▶ [DATASET]:
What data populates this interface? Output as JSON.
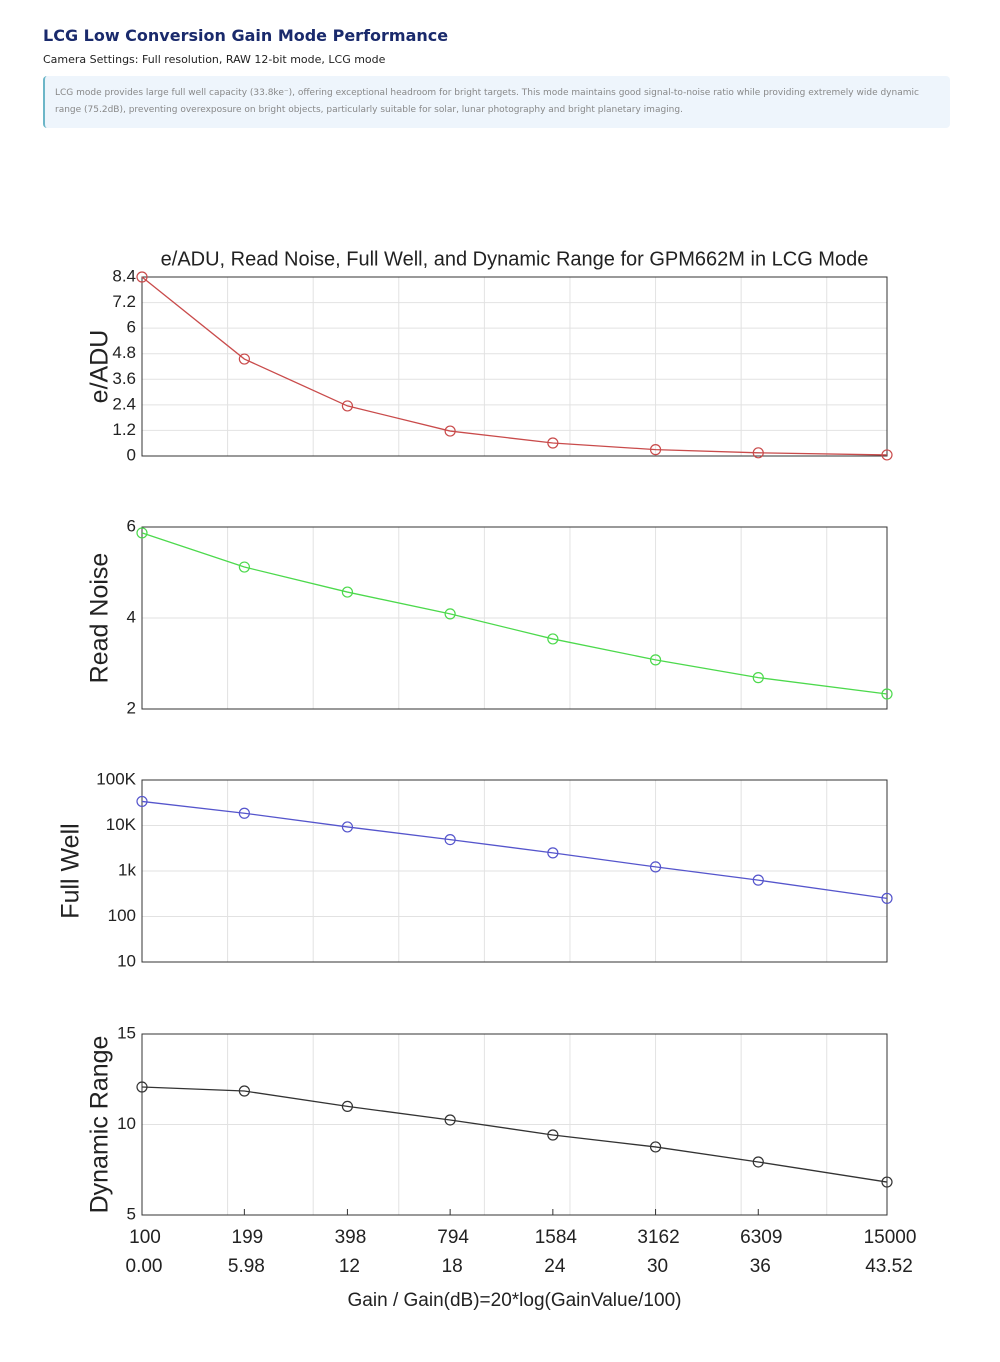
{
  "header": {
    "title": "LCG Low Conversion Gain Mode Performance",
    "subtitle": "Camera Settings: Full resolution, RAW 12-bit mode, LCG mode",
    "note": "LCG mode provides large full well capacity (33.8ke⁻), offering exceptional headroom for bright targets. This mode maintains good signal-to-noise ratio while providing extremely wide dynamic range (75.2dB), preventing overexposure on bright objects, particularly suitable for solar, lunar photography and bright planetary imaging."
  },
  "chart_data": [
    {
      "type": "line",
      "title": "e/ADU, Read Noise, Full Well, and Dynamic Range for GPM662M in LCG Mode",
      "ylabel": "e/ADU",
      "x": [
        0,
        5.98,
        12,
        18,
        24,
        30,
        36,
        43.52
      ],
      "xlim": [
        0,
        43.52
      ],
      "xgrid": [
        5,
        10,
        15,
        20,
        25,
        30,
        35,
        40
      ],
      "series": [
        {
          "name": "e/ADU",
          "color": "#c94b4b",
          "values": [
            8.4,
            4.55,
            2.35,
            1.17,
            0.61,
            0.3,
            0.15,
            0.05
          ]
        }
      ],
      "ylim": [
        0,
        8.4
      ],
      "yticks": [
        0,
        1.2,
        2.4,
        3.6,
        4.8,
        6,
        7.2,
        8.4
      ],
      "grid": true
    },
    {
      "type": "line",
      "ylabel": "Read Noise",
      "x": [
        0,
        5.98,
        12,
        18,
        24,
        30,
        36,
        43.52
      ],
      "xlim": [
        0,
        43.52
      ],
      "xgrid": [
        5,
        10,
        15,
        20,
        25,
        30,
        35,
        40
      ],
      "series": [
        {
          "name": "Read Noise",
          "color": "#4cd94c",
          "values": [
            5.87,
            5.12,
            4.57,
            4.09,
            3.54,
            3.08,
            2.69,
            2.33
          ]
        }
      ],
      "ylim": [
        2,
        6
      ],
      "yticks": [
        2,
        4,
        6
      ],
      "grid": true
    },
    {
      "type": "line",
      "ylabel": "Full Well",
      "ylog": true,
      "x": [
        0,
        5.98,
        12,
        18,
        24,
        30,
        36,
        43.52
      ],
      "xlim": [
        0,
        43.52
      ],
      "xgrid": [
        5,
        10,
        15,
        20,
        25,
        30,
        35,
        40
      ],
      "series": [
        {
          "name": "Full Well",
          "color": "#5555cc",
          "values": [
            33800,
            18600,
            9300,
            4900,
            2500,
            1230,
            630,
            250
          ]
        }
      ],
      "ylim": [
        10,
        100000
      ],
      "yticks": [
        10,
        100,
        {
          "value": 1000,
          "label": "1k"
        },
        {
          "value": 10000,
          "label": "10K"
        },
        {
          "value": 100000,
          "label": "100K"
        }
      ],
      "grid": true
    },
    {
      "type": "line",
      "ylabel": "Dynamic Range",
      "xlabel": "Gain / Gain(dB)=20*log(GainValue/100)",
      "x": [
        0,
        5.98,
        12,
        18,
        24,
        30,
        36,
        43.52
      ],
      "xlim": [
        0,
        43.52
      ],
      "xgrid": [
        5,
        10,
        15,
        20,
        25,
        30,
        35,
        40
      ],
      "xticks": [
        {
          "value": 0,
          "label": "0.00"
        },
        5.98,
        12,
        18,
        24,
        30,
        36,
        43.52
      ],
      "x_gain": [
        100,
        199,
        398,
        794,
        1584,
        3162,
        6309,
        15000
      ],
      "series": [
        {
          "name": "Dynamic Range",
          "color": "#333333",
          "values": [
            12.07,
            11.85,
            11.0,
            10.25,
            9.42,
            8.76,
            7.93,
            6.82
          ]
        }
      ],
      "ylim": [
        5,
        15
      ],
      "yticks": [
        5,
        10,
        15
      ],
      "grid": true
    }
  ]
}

▶ [EXERCISE DESCRIPTION]: Output every entry verbatim. Pictures do not belong in the copy.

▶ [EXERCISE SOLUTION]:
What data populates this interface? Output as JSON.
{
  "header": {
    "title": "LCG Low Conversion Gain Mode Performance",
    "subtitle": "Camera Settings: Full resolution, RAW 12-bit mode, LCG mode",
    "note": "LCG mode provides large full well capacity (33.8ke⁻), offering exceptional headroom for bright targets. This mode maintains good signal-to-noise ratio while providing extremely wide dynamic range (75.2dB), preventing overexposure on bright objects, particularly suitable for solar, lunar photography and bright planetary imaging."
  },
  "chart_data": [
    {
      "type": "line",
      "title": "e/ADU, Read Noise, Full Well, and Dynamic Range for GPM662M in LCG Mode",
      "ylabel": "e/ADU",
      "x": [
        0,
        5.98,
        12,
        18,
        24,
        30,
        36,
        43.52
      ],
      "xlim": [
        0,
        43.52
      ],
      "xgrid": [
        5,
        10,
        15,
        20,
        25,
        30,
        35,
        40
      ],
      "series": [
        {
          "name": "e/ADU",
          "color": "#c94b4b",
          "values": [
            8.4,
            4.55,
            2.35,
            1.17,
            0.61,
            0.3,
            0.15,
            0.05
          ]
        }
      ],
      "ylim": [
        0,
        8.4
      ],
      "yticks": [
        0,
        1.2,
        2.4,
        3.6,
        4.8,
        6,
        7.2,
        8.4
      ],
      "grid": true
    },
    {
      "type": "line",
      "ylabel": "Read Noise",
      "x": [
        0,
        5.98,
        12,
        18,
        24,
        30,
        36,
        43.52
      ],
      "xlim": [
        0,
        43.52
      ],
      "xgrid": [
        5,
        10,
        15,
        20,
        25,
        30,
        35,
        40
      ],
      "series": [
        {
          "name": "Read Noise",
          "color": "#4cd94c",
          "values": [
            5.87,
            5.12,
            4.57,
            4.09,
            3.54,
            3.08,
            2.69,
            2.33
          ]
        }
      ],
      "ylim": [
        2,
        6
      ],
      "yticks": [
        2,
        4,
        6
      ],
      "grid": true
    },
    {
      "type": "line",
      "ylabel": "Full Well",
      "ylog": true,
      "x": [
        0,
        5.98,
        12,
        18,
        24,
        30,
        36,
        43.52
      ],
      "xlim": [
        0,
        43.52
      ],
      "xgrid": [
        5,
        10,
        15,
        20,
        25,
        30,
        35,
        40
      ],
      "series": [
        {
          "name": "Full Well",
          "color": "#5555cc",
          "values": [
            33800,
            18600,
            9300,
            4900,
            2500,
            1230,
            630,
            250
          ]
        }
      ],
      "ylim": [
        10,
        100000
      ],
      "yticks": [
        10,
        100,
        {
          "value": 1000,
          "label": "1k"
        },
        {
          "value": 10000,
          "label": "10K"
        },
        {
          "value": 100000,
          "label": "100K"
        }
      ],
      "grid": true
    },
    {
      "type": "line",
      "ylabel": "Dynamic Range",
      "xlabel": "Gain / Gain(dB)=20*log(GainValue/100)",
      "x": [
        0,
        5.98,
        12,
        18,
        24,
        30,
        36,
        43.52
      ],
      "xlim": [
        0,
        43.52
      ],
      "xgrid": [
        5,
        10,
        15,
        20,
        25,
        30,
        35,
        40
      ],
      "xticks": [
        {
          "value": 0,
          "label": "0.00"
        },
        5.98,
        12,
        18,
        24,
        30,
        36,
        43.52
      ],
      "x_gain": [
        100,
        199,
        398,
        794,
        1584,
        3162,
        6309,
        15000
      ],
      "series": [
        {
          "name": "Dynamic Range",
          "color": "#333333",
          "values": [
            12.07,
            11.85,
            11.0,
            10.25,
            9.42,
            8.76,
            7.93,
            6.82
          ]
        }
      ],
      "ylim": [
        5,
        15
      ],
      "yticks": [
        5,
        10,
        15
      ],
      "grid": true
    }
  ]
}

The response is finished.